### [Requirements]
Repeat each line exactly as it is written.

═════ Entries

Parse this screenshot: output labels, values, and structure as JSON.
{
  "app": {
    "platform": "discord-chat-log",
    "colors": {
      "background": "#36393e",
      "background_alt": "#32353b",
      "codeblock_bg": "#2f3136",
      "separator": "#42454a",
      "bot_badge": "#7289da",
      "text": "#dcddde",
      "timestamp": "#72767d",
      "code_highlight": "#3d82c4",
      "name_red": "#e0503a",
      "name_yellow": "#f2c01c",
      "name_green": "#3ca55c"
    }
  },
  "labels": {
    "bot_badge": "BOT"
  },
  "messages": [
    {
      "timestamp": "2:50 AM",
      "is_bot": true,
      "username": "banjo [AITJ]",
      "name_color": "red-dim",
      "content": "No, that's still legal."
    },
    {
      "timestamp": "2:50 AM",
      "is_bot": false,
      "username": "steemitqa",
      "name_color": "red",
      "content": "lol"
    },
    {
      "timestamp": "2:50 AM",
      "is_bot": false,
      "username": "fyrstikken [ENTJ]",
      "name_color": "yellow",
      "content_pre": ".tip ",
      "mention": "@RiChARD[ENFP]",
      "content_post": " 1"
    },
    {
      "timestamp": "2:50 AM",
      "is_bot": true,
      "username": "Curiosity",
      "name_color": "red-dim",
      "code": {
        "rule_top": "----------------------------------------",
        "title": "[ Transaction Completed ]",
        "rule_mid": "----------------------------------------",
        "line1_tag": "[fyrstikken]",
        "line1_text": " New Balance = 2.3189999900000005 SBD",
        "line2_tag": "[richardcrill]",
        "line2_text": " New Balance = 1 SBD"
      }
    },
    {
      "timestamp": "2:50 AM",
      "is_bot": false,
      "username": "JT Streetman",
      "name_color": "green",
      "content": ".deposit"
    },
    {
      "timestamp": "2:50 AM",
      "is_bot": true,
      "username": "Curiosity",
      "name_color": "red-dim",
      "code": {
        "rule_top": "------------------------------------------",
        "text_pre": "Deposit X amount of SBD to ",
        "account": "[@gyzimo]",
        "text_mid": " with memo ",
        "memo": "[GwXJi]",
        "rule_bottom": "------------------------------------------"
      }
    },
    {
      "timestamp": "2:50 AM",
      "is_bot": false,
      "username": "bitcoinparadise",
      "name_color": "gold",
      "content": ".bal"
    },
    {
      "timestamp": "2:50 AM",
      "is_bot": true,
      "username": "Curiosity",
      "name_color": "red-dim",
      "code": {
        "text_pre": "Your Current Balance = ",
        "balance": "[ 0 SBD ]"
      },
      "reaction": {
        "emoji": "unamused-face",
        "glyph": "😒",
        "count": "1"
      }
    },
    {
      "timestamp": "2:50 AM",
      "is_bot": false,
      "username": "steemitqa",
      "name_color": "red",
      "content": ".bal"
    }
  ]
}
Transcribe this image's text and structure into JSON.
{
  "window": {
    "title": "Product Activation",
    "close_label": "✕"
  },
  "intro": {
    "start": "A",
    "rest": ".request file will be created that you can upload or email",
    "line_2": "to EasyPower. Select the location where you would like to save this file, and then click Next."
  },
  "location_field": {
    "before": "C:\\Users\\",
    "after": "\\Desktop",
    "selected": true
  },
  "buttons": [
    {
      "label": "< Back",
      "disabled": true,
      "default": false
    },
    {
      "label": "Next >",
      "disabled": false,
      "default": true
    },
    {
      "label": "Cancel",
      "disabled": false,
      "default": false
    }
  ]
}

══════════

### [Exercise result]
Parse this screenshot: output labels, values, and structure as JSON.
{
  "app": {
    "platform": "discord-chat-log",
    "colors": {
      "background": "#36393e",
      "background_alt": "#32353b",
      "codeblock_bg": "#2f3136",
      "separator": "#42454a",
      "bot_badge": "#7289da",
      "text": "#dcddde",
      "timestamp": "#72767d",
      "code_highlight": "#3d82c4",
      "name_red": "#e0503a",
      "name_yellow": "#f2c01c",
      "name_green": "#3ca55c"
    }
  },
  "labels": {
    "bot_badge": "BOT"
  },
  "messages": [
    {
      "timestamp": "2:50 AM",
      "is_bot": true,
      "username": "banjo [AITJ]",
      "name_color": "red-dim",
      "content": "No, that's still legal."
    },
    {
      "timestamp": "2:50 AM",
      "is_bot": false,
      "username": "steemitqa",
      "name_color": "red",
      "content": "lol"
    },
    {
      "timestamp": "2:50 AM",
      "is_bot": false,
      "username": "fyrstikken [ENTJ]",
      "name_color": "yellow",
      "content_pre": ".tip ",
      "mention": "@RiChARD[ENFP]",
      "content_post": " 1"
    },
    {
      "timestamp": "2:50 AM",
      "is_bot": true,
      "username": "Curiosity",
      "name_color": "red-dim",
      "code": {
        "rule_top": "----------------------------------------",
        "title": "[ Transaction Completed ]",
        "rule_mid": "----------------------------------------",
        "line1_tag": "[fyrstikken]",
        "line1_text": " New Balance = 2.3189999900000005 SBD",
        "line2_tag": "[richardcrill]",
        "line2_text": " New Balance = 1 SBD"
      }
    },
    {
      "timestamp": "2:50 AM",
      "is_bot": false,
      "username": "JT Streetman",
      "name_color": "green",
      "content": ".deposit"
    },
    {
      "timestamp": "2:50 AM",
      "is_bot": true,
      "username": "Curiosity",
      "name_color": "red-dim",
      "code": {
        "rule_top": "------------------------------------------",
        "text_pre": "Deposit X amount of SBD to ",
        "account": "[@gyzimo]",
        "text_mid": " with memo ",
        "memo": "[GwXJi]",
        "rule_bottom": "------------------------------------------"
      }
    },
    {
      "timestamp": "2:50 AM",
      "is_bot": false,
      "username": "bitcoinparadise",
      "name_color": "gold",
      "content": ".bal"
    },
    {
      "timestamp": "2:50 AM",
      "is_bot": true,
      "username": "Curiosity",
      "name_color": "red-dim",
      "code": {
        "text_pre": "Your Current Balance = ",
        "balance": "[ 0 SBD ]"
      },
      "reaction": {
        "emoji": "unamused-face",
        "glyph": "😒",
        "count": "1"
      }
    },
    {
      "timestamp": "2:50 AM",
      "is_bot": false,
      "username": "steemitqa",
      "name_color": "red",
      "content": ".bal"
    }
  ]
}
Transcribe this image's text and structure into JSON.
{
  "window": {
    "title": "Product Activation",
    "close_label": "✕"
  },
  "intro": {
    "start": "A",
    "rest": ".request file will be created that you can upload or email",
    "line_2": "to EasyPower. Select the location where you would like to save this file, and then click Next."
  },
  "location_field": {
    "before": "C:\\Users\\",
    "after": "\\Desktop",
    "selected": true
  },
  "buttons": [
    {
      "label": "< Back",
      "disabled": true,
      "default": false
    },
    {
      "label": "Next >",
      "disabled": false,
      "default": true
    },
    {
      "label": "Cancel",
      "disabled": false,
      "default": false
    }
  ]
}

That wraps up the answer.